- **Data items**
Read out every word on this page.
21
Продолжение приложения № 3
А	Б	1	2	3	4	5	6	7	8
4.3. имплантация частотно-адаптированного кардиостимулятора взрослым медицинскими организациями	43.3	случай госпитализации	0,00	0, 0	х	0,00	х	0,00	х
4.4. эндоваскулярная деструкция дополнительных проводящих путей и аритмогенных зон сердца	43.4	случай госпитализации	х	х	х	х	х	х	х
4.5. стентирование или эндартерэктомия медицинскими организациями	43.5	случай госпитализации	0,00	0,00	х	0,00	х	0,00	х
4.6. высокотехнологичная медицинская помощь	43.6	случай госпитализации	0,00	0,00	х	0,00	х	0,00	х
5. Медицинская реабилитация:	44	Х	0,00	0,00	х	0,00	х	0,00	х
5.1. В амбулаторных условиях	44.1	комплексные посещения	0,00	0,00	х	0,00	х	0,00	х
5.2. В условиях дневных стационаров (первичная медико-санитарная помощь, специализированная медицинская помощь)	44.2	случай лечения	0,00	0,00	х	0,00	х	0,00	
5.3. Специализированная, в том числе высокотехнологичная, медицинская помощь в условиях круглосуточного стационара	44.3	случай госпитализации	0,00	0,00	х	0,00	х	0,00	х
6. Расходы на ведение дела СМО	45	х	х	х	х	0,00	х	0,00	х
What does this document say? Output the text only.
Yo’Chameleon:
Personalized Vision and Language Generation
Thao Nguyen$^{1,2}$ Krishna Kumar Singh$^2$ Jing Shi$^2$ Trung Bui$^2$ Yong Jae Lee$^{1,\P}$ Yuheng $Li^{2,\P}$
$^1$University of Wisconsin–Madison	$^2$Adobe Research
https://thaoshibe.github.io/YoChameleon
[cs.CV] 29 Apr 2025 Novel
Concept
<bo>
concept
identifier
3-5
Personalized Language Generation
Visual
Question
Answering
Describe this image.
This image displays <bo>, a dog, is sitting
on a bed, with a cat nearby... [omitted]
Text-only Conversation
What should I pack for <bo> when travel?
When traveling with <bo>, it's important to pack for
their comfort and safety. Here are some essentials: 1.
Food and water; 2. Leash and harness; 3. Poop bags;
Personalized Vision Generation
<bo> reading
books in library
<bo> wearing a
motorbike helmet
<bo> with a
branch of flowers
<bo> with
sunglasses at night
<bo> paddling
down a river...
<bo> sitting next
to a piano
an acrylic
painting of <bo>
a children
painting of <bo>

- **WHAT TO PRODUCE**
Set down the listing in full, keeping every word exactly as it is.

- **FULL SOLUTION**
Read out every word on this page.
21
Продолжение приложения № 3
А	Б	1	2	3	4	5	6	7	8
4.3. имплантация частотно-адаптированного кардиостимулятора взрослым медицинскими организациями	43.3	случай госпитализации	0,00	0, 0	х	0,00	х	0,00	х
4.4. эндоваскулярная деструкция дополнительных проводящих путей и аритмогенных зон сердца	43.4	случай госпитализации	х	х	х	х	х	х	х
4.5. стентирование или эндартерэктомия медицинскими организациями	43.5	случай госпитализации	0,00	0,00	х	0,00	х	0,00	х
4.6. высокотехнологичная медицинская помощь	43.6	случай госпитализации	0,00	0,00	х	0,00	х	0,00	х
5. Медицинская реабилитация:	44	Х	0,00	0,00	х	0,00	х	0,00	х
5.1. В амбулаторных условиях	44.1	комплексные посещения	0,00	0,00	х	0,00	х	0,00	х
5.2. В условиях дневных стационаров (первичная медико-санитарная помощь, специализированная медицинская помощь)	44.2	случай лечения	0,00	0,00	х	0,00	х	0,00	
5.3. Специализированная, в том числе высокотехнологичная, медицинская помощь в условиях круглосуточного стационара	44.3	случай госпитализации	0,00	0,00	х	0,00	х	0,00	х
6. Расходы на ведение дела СМО	45	х	х	х	х	0,00	х	0,00	х
What does this document say? Output the text only.
Yo’Chameleon:
Personalized Vision and Language Generation
Thao Nguyen$^{1,2}$ Krishna Kumar Singh$^2$ Jing Shi$^2$ Trung Bui$^2$ Yong Jae Lee$^{1,\P}$ Yuheng $Li^{2,\P}$
$^1$University of Wisconsin–Madison	$^2$Adobe Research
https://thaoshibe.github.io/YoChameleon
[cs.CV] 29 Apr 2025 Novel
Concept
<bo>
concept
identifier
3-5
Personalized Language Generation
Visual
Question
Answering
Describe this image.
This image displays <bo>, a dog, is sitting
on a bed, with a cat nearby... [omitted]
Text-only Conversation
What should I pack for <bo> when travel?
When traveling with <bo>, it's important to pack for
their comfort and safety. Here are some essentials: 1.
Food and water; 2. Leash and harness; 3. Poop bags;
Personalized Vision Generation
<bo> reading
books in library
<bo> wearing a
motorbike helmet
<bo> with a
branch of flowers
<bo> with
sunglasses at night
<bo> paddling
down a river...
<bo> sitting next
to a piano
an acrylic
painting of <bo>
a children
painting of <bo>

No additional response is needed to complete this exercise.